> **What you are asked to do**: Find the string "invertible" and gather every line that holds it.

> **Dataset content**:
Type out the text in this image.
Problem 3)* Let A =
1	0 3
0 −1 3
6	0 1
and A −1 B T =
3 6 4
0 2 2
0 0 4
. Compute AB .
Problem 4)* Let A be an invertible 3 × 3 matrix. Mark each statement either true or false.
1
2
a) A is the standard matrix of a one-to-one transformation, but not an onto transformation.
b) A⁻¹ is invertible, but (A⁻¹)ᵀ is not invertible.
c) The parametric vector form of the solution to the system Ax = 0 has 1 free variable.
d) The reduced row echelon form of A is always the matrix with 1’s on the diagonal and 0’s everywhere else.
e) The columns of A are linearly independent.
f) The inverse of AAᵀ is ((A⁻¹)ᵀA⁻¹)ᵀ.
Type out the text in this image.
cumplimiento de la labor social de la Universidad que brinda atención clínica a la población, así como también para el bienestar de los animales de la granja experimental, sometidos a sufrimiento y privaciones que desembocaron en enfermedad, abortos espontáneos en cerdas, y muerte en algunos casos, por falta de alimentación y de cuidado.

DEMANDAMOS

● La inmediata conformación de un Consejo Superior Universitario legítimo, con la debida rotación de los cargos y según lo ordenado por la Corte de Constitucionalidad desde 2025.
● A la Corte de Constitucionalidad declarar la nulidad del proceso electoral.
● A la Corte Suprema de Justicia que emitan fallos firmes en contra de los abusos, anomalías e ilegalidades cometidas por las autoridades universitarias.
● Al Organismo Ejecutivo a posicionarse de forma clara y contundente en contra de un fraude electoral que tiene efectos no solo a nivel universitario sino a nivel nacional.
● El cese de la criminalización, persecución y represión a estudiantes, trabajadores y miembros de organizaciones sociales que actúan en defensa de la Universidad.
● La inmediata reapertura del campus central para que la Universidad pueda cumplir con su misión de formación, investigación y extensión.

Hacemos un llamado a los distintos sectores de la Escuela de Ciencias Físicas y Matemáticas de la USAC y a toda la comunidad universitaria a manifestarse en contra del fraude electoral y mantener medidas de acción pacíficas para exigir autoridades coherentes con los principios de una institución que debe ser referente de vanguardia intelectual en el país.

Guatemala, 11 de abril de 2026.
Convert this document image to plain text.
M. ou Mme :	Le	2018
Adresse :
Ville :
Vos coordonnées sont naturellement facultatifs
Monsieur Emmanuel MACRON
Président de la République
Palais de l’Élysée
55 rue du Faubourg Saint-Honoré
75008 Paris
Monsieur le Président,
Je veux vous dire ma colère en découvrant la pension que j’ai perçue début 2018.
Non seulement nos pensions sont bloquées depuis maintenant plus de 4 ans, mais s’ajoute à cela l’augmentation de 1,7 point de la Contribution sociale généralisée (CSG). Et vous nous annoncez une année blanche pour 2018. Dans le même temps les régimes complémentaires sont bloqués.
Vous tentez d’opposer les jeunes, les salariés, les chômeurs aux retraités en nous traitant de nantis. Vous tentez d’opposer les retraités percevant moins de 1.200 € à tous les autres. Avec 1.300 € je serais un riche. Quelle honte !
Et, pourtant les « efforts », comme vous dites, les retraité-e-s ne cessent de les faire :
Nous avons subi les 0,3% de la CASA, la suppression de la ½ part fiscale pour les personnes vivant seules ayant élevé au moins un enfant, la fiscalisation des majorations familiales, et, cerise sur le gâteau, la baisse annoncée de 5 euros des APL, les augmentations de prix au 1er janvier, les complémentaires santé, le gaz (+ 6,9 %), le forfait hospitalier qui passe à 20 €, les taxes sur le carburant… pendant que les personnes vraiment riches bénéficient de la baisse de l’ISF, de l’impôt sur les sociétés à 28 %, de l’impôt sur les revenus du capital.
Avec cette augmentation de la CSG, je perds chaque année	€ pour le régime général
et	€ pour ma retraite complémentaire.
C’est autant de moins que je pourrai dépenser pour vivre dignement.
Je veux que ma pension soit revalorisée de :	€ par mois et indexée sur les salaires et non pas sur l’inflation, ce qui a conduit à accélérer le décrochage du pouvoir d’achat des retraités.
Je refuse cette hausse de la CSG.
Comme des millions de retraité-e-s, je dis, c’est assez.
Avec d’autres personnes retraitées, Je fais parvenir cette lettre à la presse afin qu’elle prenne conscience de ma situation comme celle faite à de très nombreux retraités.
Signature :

> **Answer for the task**:
Problem 4)* Let A be an invertible 3 × 3 matrix. Mark each statement either true or false.
b) A⁻¹ is invertible, but (A⁻¹)ᵀ is not invertible.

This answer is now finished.